- _Exercise directions_
Tally how many lines in the material include the word "Ladezonen", then give that figure by itself.

- _Data supplied_
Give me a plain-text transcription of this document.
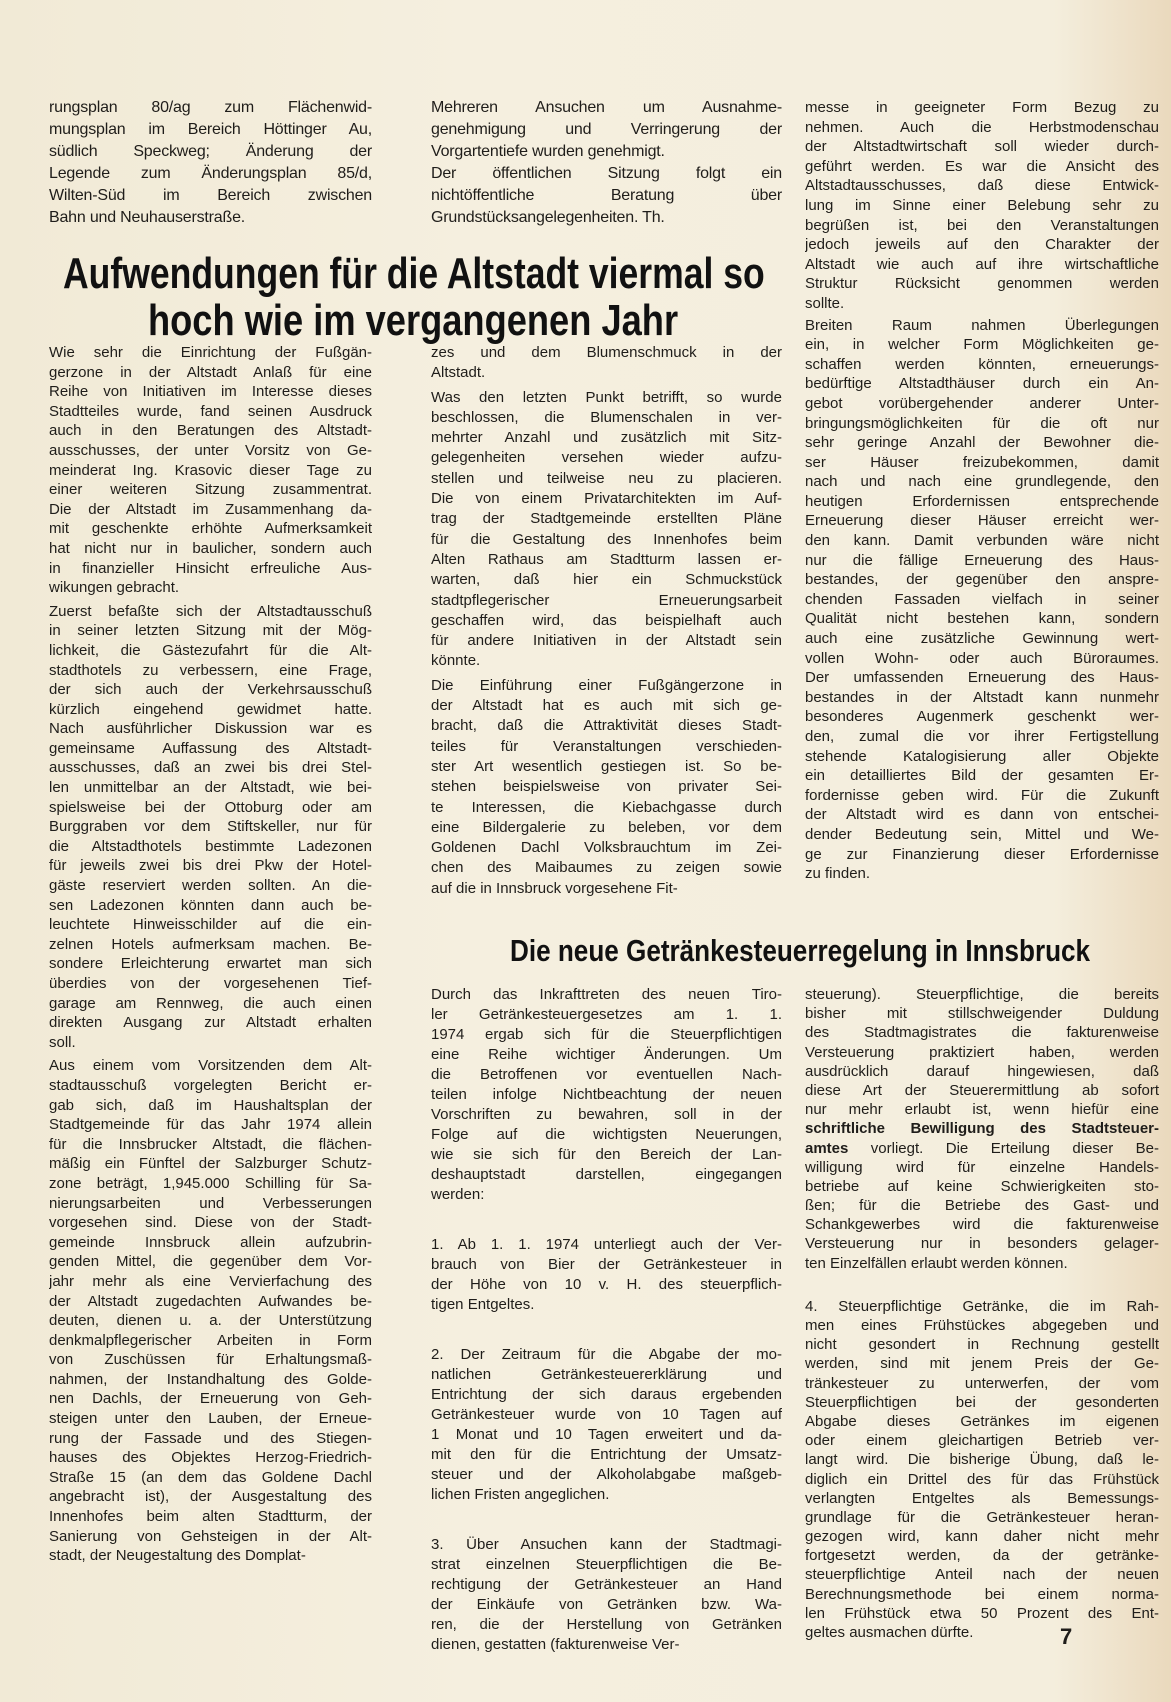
rungsplan 80/ag zum Flächenwid-
mungsplan im Bereich Höttinger Au,
südlich Speckweg; Änderung der
Legende zum Änderungsplan 85/d,
Wilten-Süd im Bereich zwischen
Bahn und Neuhauserstraße.
Mehreren Ansuchen um Ausnahme-
genehmigung und Verringerung der
Vorgartentiefe wurden genehmigt.
Der öffentlichen Sitzung folgt ein
nichtöffentliche Beratung über
Grundstücksangelegenheiten. Th.
Aufwendungen für die Altstadt viermal so
hoch wie im vergangenen Jahr
Wie sehr die Einrichtung der Fußgän-
gerzone in der Altstadt Anlaß für eine
Reihe von Initiativen im Interesse dieses
Stadtteiles wurde, fand seinen Ausdruck
auch in den Beratungen des Altstadt-
ausschusses, der unter Vorsitz von Ge-
meinderat Ing. Krasovic dieser Tage zu
einer weiteren Sitzung zusammentrat.
Die der Altstadt im Zusammenhang da-
mit geschenkte erhöhte Aufmerksamkeit
hat nicht nur in baulicher, sondern auch
in finanzieller Hinsicht erfreuliche Aus-
wikungen gebracht.
Zuerst befaßte sich der Altstadtausschuß
in seiner letzten Sitzung mit der Mög-
lichkeit, die Gästezufahrt für die Alt-
stadthotels zu verbessern, eine Frage,
der sich auch der Verkehrsausschuß
kürzlich eingehend gewidmet hatte.
Nach ausführlicher Diskussion war es
gemeinsame Auffassung des Altstadt-
ausschusses, daß an zwei bis drei Stel-
len unmittelbar an der Altstadt, wie bei-
spielsweise bei der Ottoburg oder am
Burggraben vor dem Stiftskeller, nur für
die Altstadthotels bestimmte Ladezonen
für jeweils zwei bis drei Pkw der Hotel-
gäste reserviert werden sollten. An die-
sen Ladezonen könnten dann auch be-
leuchtete Hinweisschilder auf die ein-
zelnen Hotels aufmerksam machen. Be-
sondere Erleichterung erwartet man sich
überdies von der vorgesehenen Tief-
garage am Rennweg, die auch einen
direkten Ausgang zur Altstadt erhalten
soll.
Aus einem vom Vorsitzenden dem Alt-
stadtausschuß vorgelegten Bericht er-
gab sich, daß im Haushaltsplan der
Stadtgemeinde für das Jahr 1974 allein
für die Innsbrucker Altstadt, die flächen-
mäßig ein Fünftel der Salzburger Schutz-
zone beträgt, 1,945.000 Schilling für Sa-
nierungsarbeiten und Verbesserungen
vorgesehen sind. Diese von der Stadt-
gemeinde Innsbruck allein aufzubrin-
genden Mittel, die gegenüber dem Vor-
jahr mehr als eine Vervierfachung des
der Altstadt zugedachten Aufwandes be-
deuten, dienen u. a. der Unterstützung
denkmalpflegerischer Arbeiten in Form
von Zuschüssen für Erhaltungsmaß-
nahmen, der Instandhaltung des Golde-
nen Dachls, der Erneuerung von Geh-
steigen unter den Lauben, der Erneue-
rung der Fassade und des Stiegen-
hauses des Objektes Herzog-Friedrich-
Straße 15 (an dem das Goldene Dachl
angebracht ist), der Ausgestaltung des
Innenhofes beim alten Stadtturm, der
Sanierung von Gehsteigen in der Alt-
stadt, der Neugestaltung des Domplat-
zes und dem Blumenschmuck in der
Altstadt.
Was den letzten Punkt betrifft, so wurde
beschlossen, die Blumenschalen in ver-
mehrter Anzahl und zusätzlich mit Sitz-
gelegenheiten versehen wieder aufzu-
stellen und teilweise neu zu placieren.
Die von einem Privatarchitekten im Auf-
trag der Stadtgemeinde erstellten Pläne
für die Gestaltung des Innenhofes beim
Alten Rathaus am Stadtturm lassen er-
warten, daß hier ein Schmuckstück
stadtpflegerischer Erneuerungsarbeit
geschaffen wird, das beispielhaft auch
für andere Initiativen in der Altstadt sein
könnte.
Die Einführung einer Fußgängerzone in
der Altstadt hat es auch mit sich ge-
bracht, daß die Attraktivität dieses Stadt-
teiles für Veranstaltungen verschieden-
ster Art wesentlich gestiegen ist. So be-
stehen beispielsweise von privater Sei-
te Interessen, die Kiebachgasse durch
eine Bildergalerie zu beleben, vor dem
Goldenen Dachl Volksbrauchtum im Zei-
chen des Maibaumes zu zeigen sowie
auf die in Innsbruck vorgesehene Fit-
messe in geeigneter Form Bezug zu
nehmen. Auch die Herbstmodenschau
der Altstadtwirtschaft soll wieder durch-
geführt werden. Es war die Ansicht des
Altstadtausschusses, daß diese Entwick-
lung im Sinne einer Belebung sehr zu
begrüßen ist, bei den Veranstaltungen
jedoch jeweils auf den Charakter der
Altstadt wie auch auf ihre wirtschaftliche
Struktur Rücksicht genommen werden
sollte.
Breiten Raum nahmen Überlegungen
ein, in welcher Form Möglichkeiten ge-
schaffen werden könnten, erneuerungs-
bedürftige Altstadthäuser durch ein An-
gebot vorübergehender anderer Unter-
bringungsmöglichkeiten für die oft nur
sehr geringe Anzahl der Bewohner die-
ser Häuser freizubekommen, damit
nach und nach eine grundlegende, den
heutigen Erfordernissen entsprechende
Erneuerung dieser Häuser erreicht wer-
den kann. Damit verbunden wäre nicht
nur die fällige Erneuerung des Haus-
bestandes, der gegenüber den anspre-
chenden Fassaden vielfach in seiner
Qualität nicht bestehen kann, sondern
auch eine zusätzliche Gewinnung wert-
vollen Wohn- oder auch Büroraumes.
Der umfassenden Erneuerung des Haus-
bestandes in der Altstadt kann nunmehr
besonderes Augenmerk geschenkt wer-
den, zumal die vor ihrer Fertigstellung
stehende Katalogisierung aller Objekte
ein detailliertes Bild der gesamten Er-
fordernisse geben wird. Für die Zukunft
der Altstadt wird es dann von entschei-
dender Bedeutung sein, Mittel und We-
ge zur Finanzierung dieser Erfordernisse
zu finden.
Die neue Getränkesteuerregelung in Innsbruck
Durch das Inkrafttreten des neuen Tiro-
ler Getränkesteuergesetzes am 1. 1.
1974 ergab sich für die Steuerpflichtigen
eine Reihe wichtiger Änderungen. Um
die Betroffenen vor eventuellen Nach-
teilen infolge Nichtbeachtung der neuen
Vorschriften zu bewahren, soll in der
Folge auf die wichtigsten Neuerungen,
wie sie sich für den Bereich der Lan-
deshauptstadt darstellen, eingegangen
werden:
1. Ab 1. 1. 1974 unterliegt auch der Ver-
brauch von Bier der Getränkesteuer in
der Höhe von 10 v. H. des steuerpflich-
tigen Entgeltes.
2. Der Zeitraum für die Abgabe der mo-
natlichen Getränkesteuererklärung und
Entrichtung der sich daraus ergebenden
Getränkesteuer wurde von 10 Tagen auf
1 Monat und 10 Tagen erweitert und da-
mit den für die Entrichtung der Umsatz-
steuer und der Alkoholabgabe maßgeb-
lichen Fristen angeglichen.
3. Über Ansuchen kann der Stadtmagi-
strat einzelnen Steuerpflichtigen die Be-
rechtigung der Getränkesteuer an Hand
der Einkäufe von Getränken bzw. Wa-
ren, die der Herstellung von Getränken
dienen, gestatten (fakturenweise Ver-
steuerung). Steuerpflichtige, die bereits
bisher mit stillschweigender Duldung
des Stadtmagistrates die fakturenweise
Versteuerung praktiziert haben, werden
ausdrücklich darauf hingewiesen, daß
diese Art der Steuerermittlung ab sofort
nur mehr erlaubt ist, wenn hiefür eine
schriftliche Bewilligung des Stadtsteuer-
amtes vorliegt. Die Erteilung dieser Be-
willigung wird für einzelne Handels-
betriebe auf keine Schwierigkeiten sto-
ßen; für die Betriebe des Gast- und
Schankgewerbes wird die fakturenweise
Versteuerung nur in besonders gelager-
ten Einzelfällen erlaubt werden können.
4. Steuerpflichtige Getränke, die im Rah-
men eines Frühstückes abgegeben und
nicht gesondert in Rechnung gestellt
werden, sind mit jenem Preis der Ge-
tränkesteuer zu unterwerfen, der vom
Steuerpflichtigen bei der gesonderten
Abgabe dieses Getränkes im eigenen
oder einem gleichartigen Betrieb ver-
langt wird. Die bisherige Übung, daß le-
diglich ein Drittel des für das Frühstück
verlangten Entgeltes als Bemessungs-
grundlage für die Getränkesteuer heran-
gezogen wird, kann daher nicht mehr
fortgesetzt werden, da der getränke-
steuerpflichtige Anteil nach der neuen
Berechnungsmethode bei einem norma-
len Frühstück etwa 50 Prozent des Ent-
geltes ausmachen dürfte.	7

- _Response area_
2